___ Supplied data ___
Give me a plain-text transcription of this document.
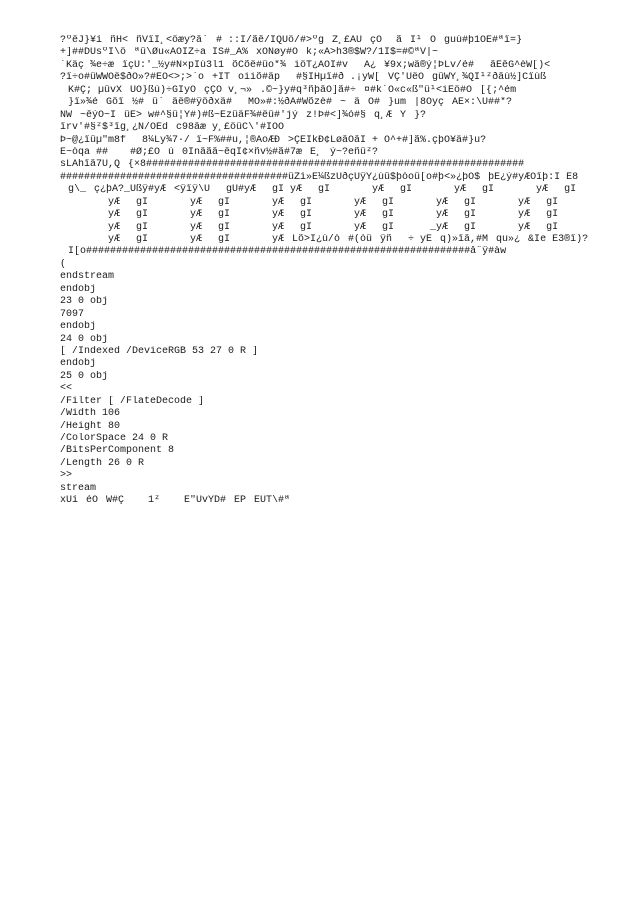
?ºêJ}¥íñH<ñVïÎ¸<öæy?â`# ::Ï/ãê/ÍQÜö/#>ºgZ¸£AÛçÓ¯ãÎ¹Õguù#þ1ÕË#ªï=}
+]##DUsºÎ\öªû\Øu«ÄÓÎZ÷a ÏS#_Â%xÕÑøy#Ök;«Â>h3®$W?/1Ï$=#©ªV|~
´Käç¯¾e÷æïçÜ:'_½y#Ñ×pÎù3l1õCõë#üo*¾iöT¿ÂÕÏ#vÄ¿¥9x;wä®ý¦ÞLv/é#âÊêG^èW[)<
?ï÷o#üWWÖë$ðO»?#ÊO<>;>`o+ÏToiiõ#äp#§ÏHµï#ð .¡yW[VÇ'ÜëÖgûWY¸¾QÏ¹²ðâù½]Cïùß
K#Ç; µûvXÛÕ}ßú)÷GÏyÕçÇÓ¯v¸¬».©~}y#q³ñþâÖ]ã#÷¤#k´Ö«c«ß"ü¹<iÉö#Õ[{;^ém
}ï»¾éGôï½#ü`äë®#ÿöðxä#MÕ»#:½ðÃ#Wõzè#~äÖ#}um|8ÔyçÂË×:\Û##*?
ÑW~êýÖ~ÏüE>¯w#^§ü¦Ÿ#)#ß~ÈzüäF¾#ëû#'jýz!Þ#<]¾ó#§q¸ÆÝ}?
îrv'#§²$³îg¸¿N/ÖËdc98âæ¯y¸£öüC\'#ÏÖÕ
Þ~@¿ïûµ"m8f8¼Ly¾7·/ ï~F%##u,¦®AoÆÐ>ÇÊÎkÐ¢LøâÓâÏ + Ó^+#]ã%.çþÖ¥ä#}u?
Ê~òqa¯## #Ø;£Öú0Înâãâ~êqÎ¢×ñv½#ã#7æË¸ý~?eñû²?
sLÄhîâ7Ü,Q{×8###############################################################
######################################üZì»É¼ßzÛðçÛÿÝ¿ùû$þòoû[o#þ<»¿þÓ$þÈ¿ý#yÆÖîþ:I È8
g\_ç¿þÂ?_Ûßÿ#yÆ<ÿïÿ\ÛgÛ#yÆgÎ yÆgÎ       yÆgÎ       yÆgÎ       yÆgÎ
yÆgÎ       yÆgÎ       yÆgÎ       yÆgÎ       yÆgÎ       yÆgÎ
yÆgÎ       yÆgÎ       yÆgÎ       yÆgÎ       yÆgÎ       yÆgÎ
yÆgÎ       yÆgÎ       yÆgÎ       yÆgÎ      _yÆgÎ       yÆgÎ
yÆgÎ       yÆgÎ       yÆLõ>Ï¿ù/ò#(óüÿñ÷¯yÈq)»îâ,#Mqu»¿&Îe É3®î)?
Ï[o################################################################å¨ÿ#àw
(
endstream
endobj
23 0 obj
7097
endobj
24 0 obj
[ /Indexed /DeviceRGB 53 27 0 R ]
endobj
25 0 obj
<<
/Filter [ /FlateDecode ]
/Width 106
/Height 80
/ColorSpace 24 0 R
/BitsPerComponent 8
/Length 26 0 R
>>
stream
xÚíéÒW#Ç1²    Ê"UvYD#EPEÙT\#ª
___
Direction
The records above must be printed exactly; the pictures stay out.

Task solution
Give me a plain-text transcription of this document.
?ºêJ}¥íñH<ñVïÎ¸<öæy?â`# ::Ï/ãê/ÍQÜö/#>ºgZ¸£AÛçÓ¯ãÎ¹Õguù#þ1ÕË#ªï=}
+]##DUsºÎ\öªû\Øu«ÄÓÎZ÷a ÏS#_Â%xÕÑøy#Ök;«Â>h3®$W?/1Ï$=#©ªV|~
´Käç¯¾e÷æïçÜ:'_½y#Ñ×pÎù3l1õCõë#üo*¾iöT¿ÂÕÏ#vÄ¿¥9x;wä®ý¦ÞLv/é#âÊêG^èW[)<
?ï÷o#üWWÖë$ðO»?#ÊO<>;>`o+ÏToiiõ#äp#§ÏHµï#ð .¡yW[VÇ'ÜëÖgûWY¸¾QÏ¹²ðâù½]Cïùß
K#Ç; µûvXÛÕ}ßú)÷GÏyÕçÇÓ¯v¸¬».©~}y#q³ñþâÖ]ã#÷¤#k´Ö«c«ß"ü¹<iÉö#Õ[{;^ém
}ï»¾éGôï½#ü`äë®#ÿöðxä#MÕ»#:½ðÃ#Wõzè#~äÖ#}um|8ÔyçÂË×:\Û##*?
ÑW~êýÖ~ÏüE>¯w#^§ü¦Ÿ#)#ß~ÈzüäF¾#ëû#'jýz!Þ#<]¾ó#§q¸ÆÝ}?
îrv'#§²$³îg¸¿N/ÖËdc98âæ¯y¸£öüC\'#ÏÖÕ
Þ~@¿ïûµ"m8f8¼Ly¾7·/ ï~F%##u,¦®AoÆÐ>ÇÊÎkÐ¢LøâÓâÏ + Ó^+#]ã%.çþÖ¥ä#}u?
Ê~òqa¯## #Ø;£Öú0Înâãâ~êqÎ¢×ñv½#ã#7æË¸ý~?eñû²?
sLÄhîâ7Ü,Q{×8###############################################################
######################################üZì»É¼ßzÛðçÛÿÝ¿ùû$þòoû[o#þ<»¿þÓ$þÈ¿ý#yÆÖîþ:I È8
g\_ç¿þÂ?_Ûßÿ#yÆ<ÿïÿ\ÛgÛ#yÆgÎ yÆgÎ       yÆgÎ       yÆgÎ       yÆgÎ
yÆgÎ       yÆgÎ       yÆgÎ       yÆgÎ       yÆgÎ       yÆgÎ
yÆgÎ       yÆgÎ       yÆgÎ       yÆgÎ       yÆgÎ       yÆgÎ
yÆgÎ       yÆgÎ       yÆgÎ       yÆgÎ      _yÆgÎ       yÆgÎ
yÆgÎ       yÆgÎ       yÆLõ>Ï¿ù/ò#(óüÿñ÷¯yÈq)»îâ,#Mqu»¿&Îe É3®î)?
Ï[o################################################################å¨ÿ#àw
(
endstream
endobj
23 0 obj
7097
endobj
24 0 obj
[ /Indexed /DeviceRGB 53 27 0 R ]
endobj
25 0 obj
<<
/Filter [ /FlateDecode ]
/Width 106
/Height 80
/ColorSpace 24 0 R
/BitsPerComponent 8
/Length 26 0 R
>>
stream
xÚíéÒW#Ç1²    Ê"UvYD#EPEÙT\#ª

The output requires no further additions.